SHORT TASK:
Will you extract the entries word for word? Images should not appear in the copy.

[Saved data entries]
────────────────────────────────────────

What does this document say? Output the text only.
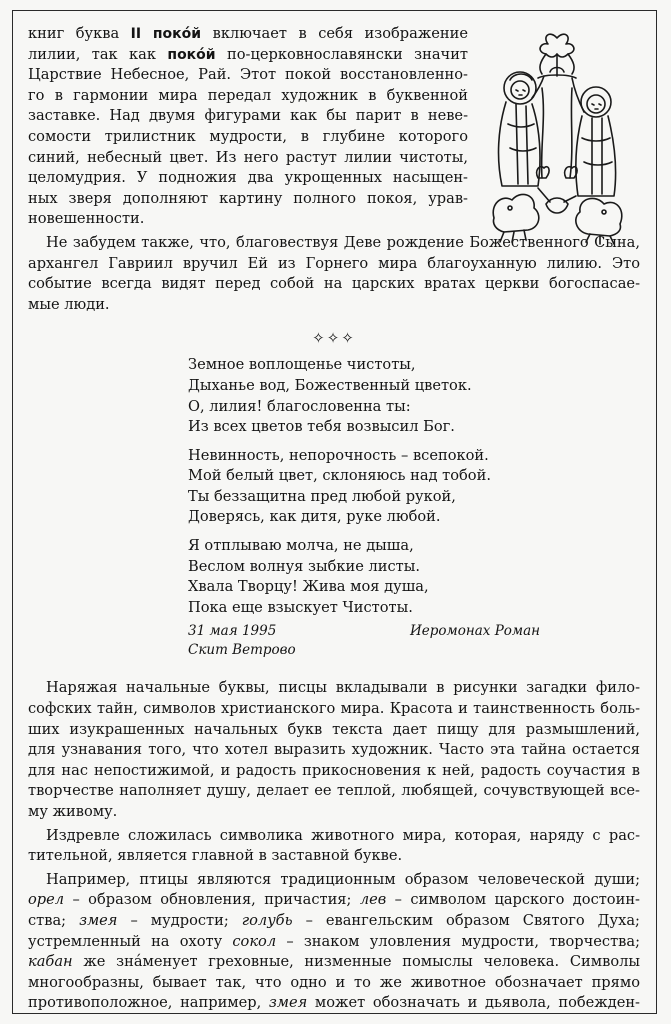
книг буква II покóй включает в себя изображение
лилии, так как покóй по-церковнославянски значит
Царствие Небесное, Рай. Этот покой восстановленно-
го в гармонии мира передал художник в буквенной
заставке. Над двумя фигурами как бы парит в неве-
сомости трилистник мудрости, в глубине которого
синий, небесный цвет. Из него растут лилии чистоты,
целомудрия. У подножия два укрощенных насыщен-
ных зверя дополняют картину полного покоя, урав-
новешенности.
Не забудем также, что, благовествуя Деве рождение Божественного Сына,
архангел Гавриил вручил Ей из Горнего мира благоуханную лилию. Это
событие всегда видят перед собой на царских вратах церкви богоспасае-
мые люди.
✧✧✧
Земное воплощенье чистоты,
Дыханье вод, Божественный цветок.
О, лилия! благословенна ты:
Из всех цветов тебя возвысил Бог.
Невинность, непорочность – всепокой.
Мой белый цвет, склоняюсь над тобой.
Ты беззащитна пред любой рукой,
Доверясь, как дитя, руке любой.
Я отплываю молча, не дыша,
Веслом волнуя зыбкие листы.
Хвала Творцу! Жива моя душа,
Пока еще взыскует Чистоты.
31 мая 1995
Скит Ветрово
Иеромонах Роман
Наряжая начальные буквы, писцы вкладывали в рисунки загадки фило-
софских тайн, символов христианского мира. Красота и таинственность боль-
ших изукрашенных начальных букв текста дает пищу для размышлений,
для узнавания того, что хотел выразить художник. Часто эта тайна остается
для нас непостижимой, и радость прикосновения к ней, радость соучастия в
творчестве наполняет душу, делает ее теплой, любящей, сочувствующей все-
му живому.
Издревле сложилась символика животного мира, которая, наряду с рас-
тительной, является главной в заставной букве.
Например, птицы являются традиционным образом человеческой души;
орел – образом обновления, причастия; лев – символом царского достоин-
ства; змея – мудрости; голубь – евангельским образом Святого Духа;
устремленный на охоту сокол – знаком уловления мудрости, творчества;
кабан же знáменует греховные, низменные помыслы человека. Символы
многообразны, бывает так, что одно и то же животное обозначает прямо
противоположное, например, змея может обозначать и дьявола, побежден-
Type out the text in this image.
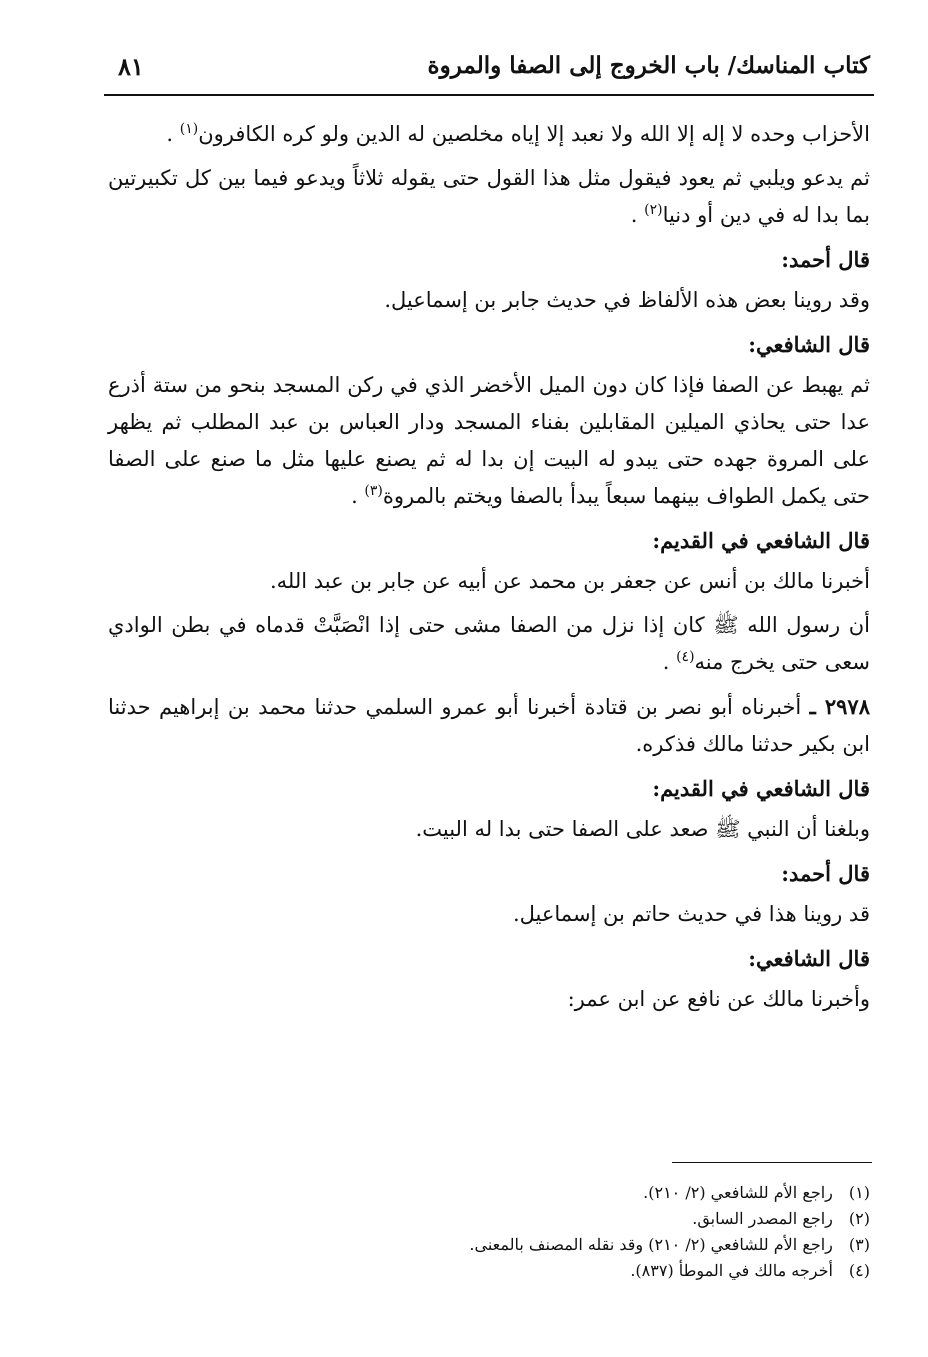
كتاب المناسك/ باب الخروج إلى الصفا والمروة
٨١

الأحزاب وحده لا إله إلا الله ولا نعبد إلا إياه مخلصين له الدين ولو كره الكافرون$^{(١)}$ .

ثم يدعو ويلبي ثم يعود فيقول مثل هذا القول حتى يقوله ثلاثاً ويدعو فيما بين كل تكبيرتين بما بدا له في دين أو دنيا$^{(٢)}$ .

قال أحمد:

وقد روينا بعض هذه الألفاظ في حديث جابر بن إسماعيل.

قال الشافعي:

ثم يهبط عن الصفا فإذا كان دون الميل الأخضر الذي في ركن المسجد بنحو من ستة أذرع عدا حتى يحاذي الميلين المقابلين بفناء المسجد ودار العباس بن عبد المطلب ثم يظهر على المروة جهده حتى يبدو له البيت إن بدا له ثم يصنع عليها مثل ما صنع على الصفا حتى يكمل الطواف بينهما سبعاً يبدأ بالصفا ويختم بالمروة$^{(٣)}$ .

قال الشافعي في القديم:

أخبرنا مالك بن أنس عن جعفر بن محمد عن أبيه عن جابر بن عبد الله.

أن رسول الله ﷺ كان إذا نزل من الصفا مشى حتى إذا انْصَبَّتْ قدماه في بطن الوادي سعى حتى يخرج منه$^{(٤)}$ .

٢٩٧٨ ـ أخبرناه أبو نصر بن قتادة أخبرنا أبو عمرو السلمي حدثنا محمد بن إبراهيم حدثنا ابن بكير حدثنا مالك فذكره.

قال الشافعي في القديم:

وبلغنا أن النبي ﷺ صعد على الصفا حتى بدا له البيت.

قال أحمد:

قد روينا هذا في حديث حاتم بن إسماعيل.

قال الشافعي:

وأخبرنا مالك عن نافع عن ابن عمر:

(١) راجع الأم للشافعي (٢/ ٢١٠).

(٢) راجع المصدر السابق.

(٣) راجع الأم للشافعي (٢/ ٢١٠) وقد نقله المصنف بالمعنى.

(٤) أخرجه مالك في الموطأ (٨٣٧).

────────────────────────────────────────

ANSWER:
What does this document say? Output the text only.
книг буква II покóй включает в себя изображение
лилии, так как покóй по-церковнославянски значит
Царствие Небесное, Рай. Этот покой восстановленно-
го в гармонии мира передал художник в буквенной
заставке. Над двумя фигурами как бы парит в неве-
сомости трилистник мудрости, в глубине которого
синий, небесный цвет. Из него растут лилии чистоты,
целомудрия. У подножия два укрощенных насыщен-
ных зверя дополняют картину полного покоя, урав-
новешенности.
Не забудем также, что, благовествуя Деве рождение Божественного Сына,
архангел Гавриил вручил Ей из Горнего мира благоуханную лилию. Это
событие всегда видят перед собой на царских вратах церкви богоспасае-
мые люди.
✧✧✧
Земное воплощенье чистоты,
Дыханье вод, Божественный цветок.
О, лилия! благословенна ты:
Из всех цветов тебя возвысил Бог.
Невинность, непорочность – всепокой.
Мой белый цвет, склоняюсь над тобой.
Ты беззащитна пред любой рукой,
Доверясь, как дитя, руке любой.
Я отплываю молча, не дыша,
Веслом волнуя зыбкие листы.
Хвала Творцу! Жива моя душа,
Пока еще взыскует Чистоты.
31 мая 1995
Скит Ветрово
Иеромонах Роман
Наряжая начальные буквы, писцы вкладывали в рисунки загадки фило-
софских тайн, символов христианского мира. Красота и таинственность боль-
ших изукрашенных начальных букв текста дает пищу для размышлений,
для узнавания того, что хотел выразить художник. Часто эта тайна остается
для нас непостижимой, и радость прикосновения к ней, радость соучастия в
творчестве наполняет душу, делает ее теплой, любящей, сочувствующей все-
му живому.
Издревле сложилась символика животного мира, которая, наряду с рас-
тительной, является главной в заставной букве.
Например, птицы являются традиционным образом человеческой души;
орел – образом обновления, причастия; лев – символом царского достоин-
ства; змея – мудрости; голубь – евангельским образом Святого Духа;
устремленный на охоту сокол – знаком уловления мудрости, творчества;
кабан же знáменует греховные, низменные помыслы человека. Символы
многообразны, бывает так, что одно и то же животное обозначает прямо
противоположное, например, змея может обозначать и дьявола, побежден-
Type out the text in this image.
كتاب المناسك/ باب الخروج إلى الصفا والمروة
٨١

الأحزاب وحده لا إله إلا الله ولا نعبد إلا إياه مخلصين له الدين ولو كره الكافرون$^{(١)}$ .

ثم يدعو ويلبي ثم يعود فيقول مثل هذا القول حتى يقوله ثلاثاً ويدعو فيما بين كل تكبيرتين بما بدا له في دين أو دنيا$^{(٢)}$ .

قال أحمد:

وقد روينا بعض هذه الألفاظ في حديث جابر بن إسماعيل.

قال الشافعي:

ثم يهبط عن الصفا فإذا كان دون الميل الأخضر الذي في ركن المسجد بنحو من ستة أذرع عدا حتى يحاذي الميلين المقابلين بفناء المسجد ودار العباس بن عبد المطلب ثم يظهر على المروة جهده حتى يبدو له البيت إن بدا له ثم يصنع عليها مثل ما صنع على الصفا حتى يكمل الطواف بينهما سبعاً يبدأ بالصفا ويختم بالمروة$^{(٣)}$ .

قال الشافعي في القديم:

أخبرنا مالك بن أنس عن جعفر بن محمد عن أبيه عن جابر بن عبد الله.

أن رسول الله ﷺ كان إذا نزل من الصفا مشى حتى إذا انْصَبَّتْ قدماه في بطن الوادي سعى حتى يخرج منه$^{(٤)}$ .

٢٩٧٨ ـ أخبرناه أبو نصر بن قتادة أخبرنا أبو عمرو السلمي حدثنا محمد بن إبراهيم حدثنا ابن بكير حدثنا مالك فذكره.

قال الشافعي في القديم:

وبلغنا أن النبي ﷺ صعد على الصفا حتى بدا له البيت.

قال أحمد:

قد روينا هذا في حديث حاتم بن إسماعيل.

قال الشافعي:

وأخبرنا مالك عن نافع عن ابن عمر:

(١) راجع الأم للشافعي (٢/ ٢١٠).

(٢) راجع المصدر السابق.

(٣) راجع الأم للشافعي (٢/ ٢١٠) وقد نقله المصنف بالمعنى.

(٤) أخرجه مالك في الموطأ (٨٣٧).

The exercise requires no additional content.